Recorded data
== == ==

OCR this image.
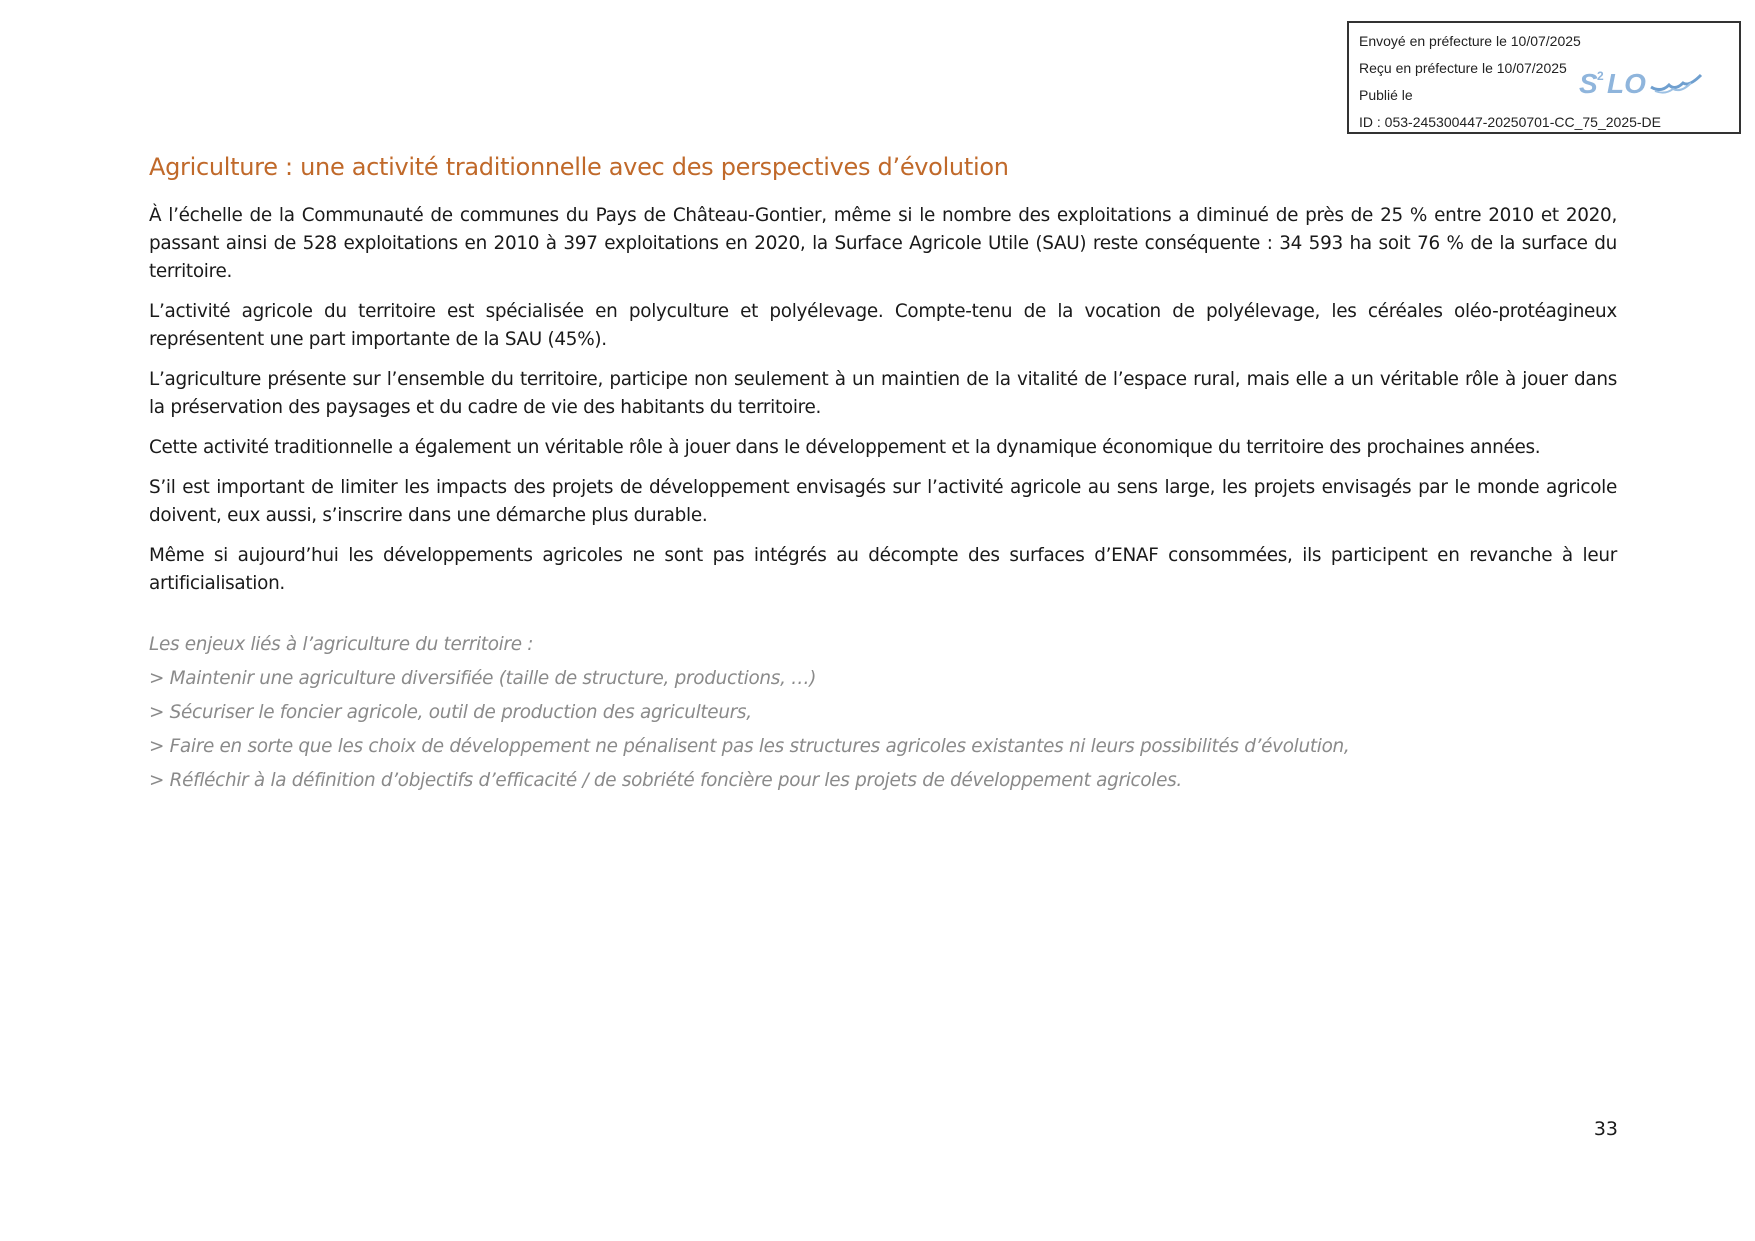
Envoyé en préfecture le 10/07/2025
Reçu en préfecture le 10/07/2025
Publié le
ID : 053-245300447-20250701-CC_75_2025-DE
S 2 LO
Agriculture : une activité traditionnelle avec des perspectives d’évolution

À l’échelle de la Communauté de communes du Pays de Château-Gontier, même si le nombre des exploitations a diminué de près de 25 % entre 2010 et 2020, passant ainsi de 528 exploitations en 2010 à 397 exploitations en 2020, la Surface Agricole Utile (SAU) reste conséquente : 34 593 ha soit 76 % de la surface du territoire.

L’activité agricole du territoire est spécialisée en polyculture et polyélevage. Compte-tenu de la vocation de polyélevage, les céréales oléo-protéagineux représentent une part importante de la SAU (45%).

L’agriculture présente sur l’ensemble du territoire, participe non seulement à un maintien de la vitalité de l’espace rural, mais elle a un véritable rôle à jouer dans la préservation des paysages et du cadre de vie des habitants du territoire.

Cette activité traditionnelle a également un véritable rôle à jouer dans le développement et la dynamique économique du territoire des prochaines années.

S’il est important de limiter les impacts des projets de développement envisagés sur l’activité agricole au sens large, les projets envisagés par le monde agricole doivent, eux aussi, s’inscrire dans une démarche plus durable.

Même si aujourd’hui les développements agricoles ne sont pas intégrés au décompte des surfaces d’ENAF consommées, ils participent en revanche à leur artificialisation.

Les enjeux liés à l’agriculture du territoire :

> Maintenir une agriculture diversifiée (taille de structure, productions, …)

> Sécuriser le foncier agricole, outil de production des agriculteurs,

> Faire en sorte que les choix de développement ne pénalisent pas les structures agricoles existantes ni leurs possibilités d’évolution,

> Réfléchir à la définition d’objectifs d’efficacité / de sobriété foncière pour les projets de développement agricoles.

33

== == ==

- **SHORT TASK**: Check each line above for the string "véritable" and show the ones that have it.

- **EXERCISE OUTPUT**:
L’agriculture présente sur l’ensemble du territoire, participe non seulement à un maintien de la vitalité de l’espace rural, mais elle a un véritable rôle à jouer dans la préservation des paysages et du cadre de vie des habitants du territoire.
Cette activité traditionnelle a également un véritable rôle à jouer dans le développement et la dynamique économique du territoire des prochaines années.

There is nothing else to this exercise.